--- START ---
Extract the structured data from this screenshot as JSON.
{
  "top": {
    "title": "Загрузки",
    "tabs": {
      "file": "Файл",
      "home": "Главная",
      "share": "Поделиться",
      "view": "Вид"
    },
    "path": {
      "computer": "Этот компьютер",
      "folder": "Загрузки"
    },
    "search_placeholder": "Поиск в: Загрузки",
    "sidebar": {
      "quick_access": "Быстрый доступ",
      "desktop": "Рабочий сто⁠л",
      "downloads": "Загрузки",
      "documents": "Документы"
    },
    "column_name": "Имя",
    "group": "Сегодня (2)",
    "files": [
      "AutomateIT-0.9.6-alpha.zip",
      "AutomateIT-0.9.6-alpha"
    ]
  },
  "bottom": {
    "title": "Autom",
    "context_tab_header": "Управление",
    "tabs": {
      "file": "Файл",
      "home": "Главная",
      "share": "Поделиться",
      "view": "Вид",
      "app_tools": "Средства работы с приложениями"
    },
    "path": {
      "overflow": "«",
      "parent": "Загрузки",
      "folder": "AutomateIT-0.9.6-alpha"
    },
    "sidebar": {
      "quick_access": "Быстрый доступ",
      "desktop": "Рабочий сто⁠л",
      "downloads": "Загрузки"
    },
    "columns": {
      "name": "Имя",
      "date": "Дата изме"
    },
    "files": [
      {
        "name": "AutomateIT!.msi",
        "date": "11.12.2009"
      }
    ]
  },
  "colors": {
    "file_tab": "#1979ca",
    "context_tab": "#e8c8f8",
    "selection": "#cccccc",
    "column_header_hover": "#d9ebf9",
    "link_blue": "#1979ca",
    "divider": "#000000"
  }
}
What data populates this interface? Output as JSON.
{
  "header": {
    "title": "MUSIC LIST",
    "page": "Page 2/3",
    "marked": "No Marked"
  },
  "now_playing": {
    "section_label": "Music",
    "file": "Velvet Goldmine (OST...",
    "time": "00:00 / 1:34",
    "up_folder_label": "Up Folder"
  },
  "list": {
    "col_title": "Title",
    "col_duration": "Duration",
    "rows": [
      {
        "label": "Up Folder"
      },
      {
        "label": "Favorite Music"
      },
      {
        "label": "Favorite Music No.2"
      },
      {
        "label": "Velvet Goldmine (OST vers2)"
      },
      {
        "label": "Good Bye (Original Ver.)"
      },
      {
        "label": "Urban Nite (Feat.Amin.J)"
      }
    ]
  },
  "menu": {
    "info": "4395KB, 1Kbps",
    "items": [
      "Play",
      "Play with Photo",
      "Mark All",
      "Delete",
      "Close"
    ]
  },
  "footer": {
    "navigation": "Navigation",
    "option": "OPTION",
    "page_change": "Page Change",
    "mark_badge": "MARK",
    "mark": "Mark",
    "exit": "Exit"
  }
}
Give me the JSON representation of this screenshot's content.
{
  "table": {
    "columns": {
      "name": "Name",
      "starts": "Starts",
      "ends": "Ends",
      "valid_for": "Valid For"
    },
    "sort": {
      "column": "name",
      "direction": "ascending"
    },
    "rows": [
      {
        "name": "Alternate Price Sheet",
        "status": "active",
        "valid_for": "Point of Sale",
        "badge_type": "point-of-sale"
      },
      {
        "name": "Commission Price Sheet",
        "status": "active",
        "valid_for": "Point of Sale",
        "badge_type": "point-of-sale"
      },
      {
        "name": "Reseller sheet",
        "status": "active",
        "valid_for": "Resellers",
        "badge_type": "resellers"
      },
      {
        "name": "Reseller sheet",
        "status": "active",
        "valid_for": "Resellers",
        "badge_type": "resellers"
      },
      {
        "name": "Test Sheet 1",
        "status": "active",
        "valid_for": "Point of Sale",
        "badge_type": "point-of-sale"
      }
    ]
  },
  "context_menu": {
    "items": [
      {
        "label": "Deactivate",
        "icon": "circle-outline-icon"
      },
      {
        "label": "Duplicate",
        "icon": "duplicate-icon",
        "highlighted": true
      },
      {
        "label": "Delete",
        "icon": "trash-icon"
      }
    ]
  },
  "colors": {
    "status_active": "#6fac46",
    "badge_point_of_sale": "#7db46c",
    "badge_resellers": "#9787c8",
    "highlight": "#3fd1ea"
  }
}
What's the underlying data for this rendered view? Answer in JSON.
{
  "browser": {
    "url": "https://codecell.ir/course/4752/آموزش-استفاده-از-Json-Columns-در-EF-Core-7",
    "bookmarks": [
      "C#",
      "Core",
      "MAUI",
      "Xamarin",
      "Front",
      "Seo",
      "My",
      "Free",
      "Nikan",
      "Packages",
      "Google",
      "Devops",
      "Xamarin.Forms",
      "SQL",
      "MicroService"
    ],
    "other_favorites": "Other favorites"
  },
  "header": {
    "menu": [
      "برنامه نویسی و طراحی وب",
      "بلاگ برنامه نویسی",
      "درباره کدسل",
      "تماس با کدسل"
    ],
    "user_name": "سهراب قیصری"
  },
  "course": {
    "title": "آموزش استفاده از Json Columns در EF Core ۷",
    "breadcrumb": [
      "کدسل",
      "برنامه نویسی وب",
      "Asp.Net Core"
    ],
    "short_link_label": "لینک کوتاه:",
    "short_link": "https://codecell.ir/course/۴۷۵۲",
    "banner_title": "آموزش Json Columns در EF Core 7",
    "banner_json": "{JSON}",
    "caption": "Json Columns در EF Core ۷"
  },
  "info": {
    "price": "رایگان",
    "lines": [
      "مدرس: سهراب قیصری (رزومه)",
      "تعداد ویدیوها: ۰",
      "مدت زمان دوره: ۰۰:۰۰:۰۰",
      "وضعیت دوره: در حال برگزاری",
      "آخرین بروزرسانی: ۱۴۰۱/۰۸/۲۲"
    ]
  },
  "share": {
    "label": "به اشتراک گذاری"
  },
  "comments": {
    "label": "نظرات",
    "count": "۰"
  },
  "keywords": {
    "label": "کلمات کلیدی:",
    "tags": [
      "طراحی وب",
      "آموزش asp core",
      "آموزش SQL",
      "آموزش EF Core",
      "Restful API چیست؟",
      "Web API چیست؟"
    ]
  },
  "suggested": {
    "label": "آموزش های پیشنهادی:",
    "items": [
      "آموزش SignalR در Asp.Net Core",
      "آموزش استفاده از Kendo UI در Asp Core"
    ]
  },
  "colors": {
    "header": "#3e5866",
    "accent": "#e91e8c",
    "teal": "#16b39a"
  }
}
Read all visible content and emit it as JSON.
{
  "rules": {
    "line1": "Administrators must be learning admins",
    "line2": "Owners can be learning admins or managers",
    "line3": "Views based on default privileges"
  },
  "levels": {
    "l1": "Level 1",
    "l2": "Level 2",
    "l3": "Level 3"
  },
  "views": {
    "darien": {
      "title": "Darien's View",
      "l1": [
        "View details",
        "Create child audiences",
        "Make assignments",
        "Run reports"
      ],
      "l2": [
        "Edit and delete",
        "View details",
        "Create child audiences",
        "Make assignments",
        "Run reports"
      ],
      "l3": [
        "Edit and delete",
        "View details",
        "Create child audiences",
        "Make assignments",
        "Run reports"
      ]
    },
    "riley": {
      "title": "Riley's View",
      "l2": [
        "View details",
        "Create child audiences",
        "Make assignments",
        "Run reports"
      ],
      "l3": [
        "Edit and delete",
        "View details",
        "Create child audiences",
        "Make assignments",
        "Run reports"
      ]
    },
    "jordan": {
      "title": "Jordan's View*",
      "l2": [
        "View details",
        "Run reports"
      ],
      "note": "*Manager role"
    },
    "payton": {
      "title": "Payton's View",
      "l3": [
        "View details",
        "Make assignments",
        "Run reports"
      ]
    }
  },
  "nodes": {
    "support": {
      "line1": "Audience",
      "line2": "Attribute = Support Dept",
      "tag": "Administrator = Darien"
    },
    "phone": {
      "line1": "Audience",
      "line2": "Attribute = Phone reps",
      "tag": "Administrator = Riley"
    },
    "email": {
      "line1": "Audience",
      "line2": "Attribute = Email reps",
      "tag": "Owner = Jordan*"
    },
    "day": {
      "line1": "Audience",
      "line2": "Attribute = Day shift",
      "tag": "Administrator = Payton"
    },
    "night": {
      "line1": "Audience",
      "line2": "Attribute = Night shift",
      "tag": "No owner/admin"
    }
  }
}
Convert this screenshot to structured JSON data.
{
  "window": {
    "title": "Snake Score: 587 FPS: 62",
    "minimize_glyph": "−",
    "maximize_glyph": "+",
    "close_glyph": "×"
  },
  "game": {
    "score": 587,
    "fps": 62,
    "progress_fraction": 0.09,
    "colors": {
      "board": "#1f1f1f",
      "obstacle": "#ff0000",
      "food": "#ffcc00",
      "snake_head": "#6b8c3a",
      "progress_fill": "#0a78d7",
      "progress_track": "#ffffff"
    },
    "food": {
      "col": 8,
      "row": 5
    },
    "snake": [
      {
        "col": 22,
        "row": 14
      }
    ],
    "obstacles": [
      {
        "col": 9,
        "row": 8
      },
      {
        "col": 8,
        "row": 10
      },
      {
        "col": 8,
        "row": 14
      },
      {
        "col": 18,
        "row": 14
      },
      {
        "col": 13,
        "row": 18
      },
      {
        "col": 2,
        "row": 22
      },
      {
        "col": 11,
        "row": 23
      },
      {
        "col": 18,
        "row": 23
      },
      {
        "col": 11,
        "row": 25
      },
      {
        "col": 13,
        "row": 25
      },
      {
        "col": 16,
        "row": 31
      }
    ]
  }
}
--- END ---
* **Short problem**: Provide the count, and nothing else, of lines in the data above where the word "downloads" occurs.

* **The answer**: 2